[start of PROVIDED RECORDS]
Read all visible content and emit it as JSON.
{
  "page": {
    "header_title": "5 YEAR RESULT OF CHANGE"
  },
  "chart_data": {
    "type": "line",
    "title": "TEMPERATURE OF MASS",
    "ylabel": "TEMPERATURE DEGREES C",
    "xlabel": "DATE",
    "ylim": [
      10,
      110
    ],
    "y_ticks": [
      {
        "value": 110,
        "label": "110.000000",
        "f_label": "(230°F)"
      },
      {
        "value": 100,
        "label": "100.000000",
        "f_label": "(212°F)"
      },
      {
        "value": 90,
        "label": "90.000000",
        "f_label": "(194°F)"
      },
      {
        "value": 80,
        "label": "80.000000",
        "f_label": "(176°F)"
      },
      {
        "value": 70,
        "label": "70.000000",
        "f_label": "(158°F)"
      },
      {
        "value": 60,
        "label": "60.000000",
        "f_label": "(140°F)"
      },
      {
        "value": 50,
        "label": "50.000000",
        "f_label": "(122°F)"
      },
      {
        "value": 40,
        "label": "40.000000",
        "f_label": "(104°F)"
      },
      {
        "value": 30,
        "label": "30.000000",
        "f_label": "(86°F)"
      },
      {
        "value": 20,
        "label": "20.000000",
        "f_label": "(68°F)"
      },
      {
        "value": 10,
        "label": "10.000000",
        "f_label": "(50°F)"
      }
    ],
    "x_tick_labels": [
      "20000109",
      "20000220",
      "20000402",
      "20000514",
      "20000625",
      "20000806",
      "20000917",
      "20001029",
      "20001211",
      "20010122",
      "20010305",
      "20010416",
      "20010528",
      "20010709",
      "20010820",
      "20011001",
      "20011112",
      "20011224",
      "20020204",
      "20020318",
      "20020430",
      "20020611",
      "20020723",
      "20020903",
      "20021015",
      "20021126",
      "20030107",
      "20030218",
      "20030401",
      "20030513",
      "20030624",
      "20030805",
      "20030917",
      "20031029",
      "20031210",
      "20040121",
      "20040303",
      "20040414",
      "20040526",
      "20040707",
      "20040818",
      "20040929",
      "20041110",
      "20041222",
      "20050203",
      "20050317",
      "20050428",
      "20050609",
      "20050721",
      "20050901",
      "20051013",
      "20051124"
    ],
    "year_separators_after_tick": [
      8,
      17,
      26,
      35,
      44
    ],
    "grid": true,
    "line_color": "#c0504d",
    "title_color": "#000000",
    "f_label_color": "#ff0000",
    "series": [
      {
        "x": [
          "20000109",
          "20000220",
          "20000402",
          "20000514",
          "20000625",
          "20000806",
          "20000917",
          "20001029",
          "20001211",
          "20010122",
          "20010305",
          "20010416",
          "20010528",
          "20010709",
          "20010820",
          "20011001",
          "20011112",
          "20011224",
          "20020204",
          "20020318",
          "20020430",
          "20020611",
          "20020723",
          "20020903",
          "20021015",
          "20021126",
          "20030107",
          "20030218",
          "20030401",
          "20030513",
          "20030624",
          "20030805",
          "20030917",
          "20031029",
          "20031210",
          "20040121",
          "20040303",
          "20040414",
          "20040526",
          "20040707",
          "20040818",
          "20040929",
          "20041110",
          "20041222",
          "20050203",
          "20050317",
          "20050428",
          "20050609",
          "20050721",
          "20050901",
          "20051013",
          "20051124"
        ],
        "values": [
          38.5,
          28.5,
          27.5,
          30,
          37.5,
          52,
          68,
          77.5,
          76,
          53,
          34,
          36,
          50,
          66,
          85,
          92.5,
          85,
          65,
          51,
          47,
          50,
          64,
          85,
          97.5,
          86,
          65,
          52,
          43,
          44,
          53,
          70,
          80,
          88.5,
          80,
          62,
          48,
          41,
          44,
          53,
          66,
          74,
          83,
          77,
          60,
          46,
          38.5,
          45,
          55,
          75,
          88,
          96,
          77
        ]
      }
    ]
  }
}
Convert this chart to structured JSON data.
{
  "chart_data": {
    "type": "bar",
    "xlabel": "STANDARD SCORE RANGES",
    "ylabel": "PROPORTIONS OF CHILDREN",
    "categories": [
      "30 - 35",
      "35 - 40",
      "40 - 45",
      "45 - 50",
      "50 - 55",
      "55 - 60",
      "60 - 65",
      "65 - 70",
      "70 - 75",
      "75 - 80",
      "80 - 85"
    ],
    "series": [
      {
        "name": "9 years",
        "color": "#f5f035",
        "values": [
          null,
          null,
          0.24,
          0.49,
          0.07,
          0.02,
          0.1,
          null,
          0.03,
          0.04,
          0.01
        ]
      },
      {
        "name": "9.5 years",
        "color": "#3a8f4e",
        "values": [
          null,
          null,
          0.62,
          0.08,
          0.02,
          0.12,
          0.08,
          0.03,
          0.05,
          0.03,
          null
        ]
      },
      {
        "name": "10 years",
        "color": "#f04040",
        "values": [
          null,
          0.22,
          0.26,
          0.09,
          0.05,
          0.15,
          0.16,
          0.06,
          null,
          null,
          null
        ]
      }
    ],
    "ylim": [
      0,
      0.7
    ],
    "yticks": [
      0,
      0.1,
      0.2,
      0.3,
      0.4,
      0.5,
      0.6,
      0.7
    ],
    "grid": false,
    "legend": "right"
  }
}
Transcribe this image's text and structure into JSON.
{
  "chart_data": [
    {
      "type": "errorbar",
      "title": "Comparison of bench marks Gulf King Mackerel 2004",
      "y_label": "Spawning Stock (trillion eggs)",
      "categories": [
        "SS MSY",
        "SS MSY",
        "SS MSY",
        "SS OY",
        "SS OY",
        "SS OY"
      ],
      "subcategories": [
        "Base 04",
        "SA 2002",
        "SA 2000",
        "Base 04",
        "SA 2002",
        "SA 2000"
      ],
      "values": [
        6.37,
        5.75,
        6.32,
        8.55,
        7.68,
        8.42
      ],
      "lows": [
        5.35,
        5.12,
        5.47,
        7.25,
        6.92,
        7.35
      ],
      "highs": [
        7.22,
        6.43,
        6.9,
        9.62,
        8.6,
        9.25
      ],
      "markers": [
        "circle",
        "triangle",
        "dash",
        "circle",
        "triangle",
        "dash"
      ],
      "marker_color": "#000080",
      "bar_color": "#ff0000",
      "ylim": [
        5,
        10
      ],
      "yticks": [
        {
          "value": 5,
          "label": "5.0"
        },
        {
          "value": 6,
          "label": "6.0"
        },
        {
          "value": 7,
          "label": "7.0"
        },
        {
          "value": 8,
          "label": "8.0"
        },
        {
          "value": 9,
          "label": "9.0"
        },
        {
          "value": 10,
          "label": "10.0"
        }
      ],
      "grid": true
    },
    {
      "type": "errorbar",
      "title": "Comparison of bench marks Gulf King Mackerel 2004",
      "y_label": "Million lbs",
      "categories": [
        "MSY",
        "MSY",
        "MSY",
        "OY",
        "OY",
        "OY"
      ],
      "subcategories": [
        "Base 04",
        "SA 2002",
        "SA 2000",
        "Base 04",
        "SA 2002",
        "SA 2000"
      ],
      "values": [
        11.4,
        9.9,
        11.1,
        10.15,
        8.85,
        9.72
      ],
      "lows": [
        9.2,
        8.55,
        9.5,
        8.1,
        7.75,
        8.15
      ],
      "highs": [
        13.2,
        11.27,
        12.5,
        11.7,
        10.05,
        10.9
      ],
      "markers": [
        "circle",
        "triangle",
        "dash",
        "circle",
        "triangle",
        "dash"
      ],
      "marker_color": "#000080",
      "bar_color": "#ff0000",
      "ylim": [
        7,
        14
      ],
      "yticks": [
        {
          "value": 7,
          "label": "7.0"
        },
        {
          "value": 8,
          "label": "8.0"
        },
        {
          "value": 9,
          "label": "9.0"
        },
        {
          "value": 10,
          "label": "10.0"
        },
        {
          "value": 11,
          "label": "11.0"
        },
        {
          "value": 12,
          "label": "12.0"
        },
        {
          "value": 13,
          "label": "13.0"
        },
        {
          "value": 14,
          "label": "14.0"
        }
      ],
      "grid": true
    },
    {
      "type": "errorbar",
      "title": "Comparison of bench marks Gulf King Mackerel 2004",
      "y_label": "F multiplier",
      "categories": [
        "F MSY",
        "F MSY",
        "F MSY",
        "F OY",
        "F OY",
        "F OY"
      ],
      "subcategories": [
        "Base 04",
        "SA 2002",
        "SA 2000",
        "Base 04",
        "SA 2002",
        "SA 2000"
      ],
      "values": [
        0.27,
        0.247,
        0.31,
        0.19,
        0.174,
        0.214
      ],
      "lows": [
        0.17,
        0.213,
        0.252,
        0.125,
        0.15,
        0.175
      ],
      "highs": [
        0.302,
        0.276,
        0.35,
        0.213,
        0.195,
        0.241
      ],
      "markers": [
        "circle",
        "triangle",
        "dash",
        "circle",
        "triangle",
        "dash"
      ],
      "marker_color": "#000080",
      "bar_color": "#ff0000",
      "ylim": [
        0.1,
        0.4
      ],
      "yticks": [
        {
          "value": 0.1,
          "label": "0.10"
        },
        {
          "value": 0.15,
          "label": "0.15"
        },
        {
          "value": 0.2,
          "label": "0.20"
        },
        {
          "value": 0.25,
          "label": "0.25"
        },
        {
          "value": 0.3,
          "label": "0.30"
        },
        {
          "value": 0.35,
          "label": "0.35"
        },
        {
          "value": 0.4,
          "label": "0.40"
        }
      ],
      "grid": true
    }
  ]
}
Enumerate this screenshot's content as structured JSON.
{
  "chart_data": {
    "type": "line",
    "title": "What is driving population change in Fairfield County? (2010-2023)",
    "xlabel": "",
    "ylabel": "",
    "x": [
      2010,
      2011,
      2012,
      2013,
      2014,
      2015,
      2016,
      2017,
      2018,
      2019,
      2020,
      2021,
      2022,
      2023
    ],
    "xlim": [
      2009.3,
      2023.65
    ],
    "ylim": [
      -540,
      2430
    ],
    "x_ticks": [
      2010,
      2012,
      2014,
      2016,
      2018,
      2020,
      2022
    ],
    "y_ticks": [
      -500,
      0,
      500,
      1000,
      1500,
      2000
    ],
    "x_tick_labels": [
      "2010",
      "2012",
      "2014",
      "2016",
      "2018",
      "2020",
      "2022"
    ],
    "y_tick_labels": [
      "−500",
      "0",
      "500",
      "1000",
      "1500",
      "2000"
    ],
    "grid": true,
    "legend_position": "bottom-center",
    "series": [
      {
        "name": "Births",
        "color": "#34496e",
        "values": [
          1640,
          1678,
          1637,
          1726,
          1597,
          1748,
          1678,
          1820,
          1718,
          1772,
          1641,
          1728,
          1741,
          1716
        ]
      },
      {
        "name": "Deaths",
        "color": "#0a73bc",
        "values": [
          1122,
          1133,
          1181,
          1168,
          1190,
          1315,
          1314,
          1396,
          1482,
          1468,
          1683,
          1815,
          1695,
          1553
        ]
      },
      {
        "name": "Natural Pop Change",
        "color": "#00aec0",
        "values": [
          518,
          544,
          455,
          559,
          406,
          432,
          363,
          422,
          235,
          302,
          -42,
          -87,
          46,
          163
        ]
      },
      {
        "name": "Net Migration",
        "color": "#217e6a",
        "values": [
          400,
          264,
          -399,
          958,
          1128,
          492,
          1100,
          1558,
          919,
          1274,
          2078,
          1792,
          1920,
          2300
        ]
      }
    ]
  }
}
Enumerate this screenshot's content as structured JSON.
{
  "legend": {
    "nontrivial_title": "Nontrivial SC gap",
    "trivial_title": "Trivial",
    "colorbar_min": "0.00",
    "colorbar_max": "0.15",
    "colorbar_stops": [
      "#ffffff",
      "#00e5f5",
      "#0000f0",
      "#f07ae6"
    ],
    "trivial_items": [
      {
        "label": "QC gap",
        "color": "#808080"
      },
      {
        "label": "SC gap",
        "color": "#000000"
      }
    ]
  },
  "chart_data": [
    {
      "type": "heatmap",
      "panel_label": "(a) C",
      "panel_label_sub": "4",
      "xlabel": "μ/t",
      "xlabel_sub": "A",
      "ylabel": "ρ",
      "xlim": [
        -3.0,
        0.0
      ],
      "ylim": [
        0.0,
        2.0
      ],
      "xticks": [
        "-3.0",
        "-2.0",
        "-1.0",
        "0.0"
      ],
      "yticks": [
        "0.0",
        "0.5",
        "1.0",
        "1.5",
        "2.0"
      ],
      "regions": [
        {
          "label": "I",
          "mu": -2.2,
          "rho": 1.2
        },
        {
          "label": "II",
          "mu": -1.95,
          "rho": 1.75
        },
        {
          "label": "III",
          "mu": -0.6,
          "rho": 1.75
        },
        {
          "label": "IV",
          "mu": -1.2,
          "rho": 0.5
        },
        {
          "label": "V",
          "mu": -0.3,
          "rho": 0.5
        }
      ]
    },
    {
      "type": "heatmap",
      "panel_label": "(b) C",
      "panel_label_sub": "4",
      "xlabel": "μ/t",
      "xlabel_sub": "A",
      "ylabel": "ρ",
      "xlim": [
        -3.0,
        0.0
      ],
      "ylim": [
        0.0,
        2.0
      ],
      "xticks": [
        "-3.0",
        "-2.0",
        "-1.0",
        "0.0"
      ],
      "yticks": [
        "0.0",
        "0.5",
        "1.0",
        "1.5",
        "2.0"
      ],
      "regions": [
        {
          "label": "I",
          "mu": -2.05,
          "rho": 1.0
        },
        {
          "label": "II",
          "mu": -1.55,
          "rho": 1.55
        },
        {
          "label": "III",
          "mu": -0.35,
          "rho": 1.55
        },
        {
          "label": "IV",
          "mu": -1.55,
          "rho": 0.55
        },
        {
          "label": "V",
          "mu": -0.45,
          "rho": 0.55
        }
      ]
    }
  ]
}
[end of PROVIDED RECORDS]
> _OBJECTIVE_
Give the count of lines that hold the word "years", with nothing added.

> _ANSWER IN FULL_
3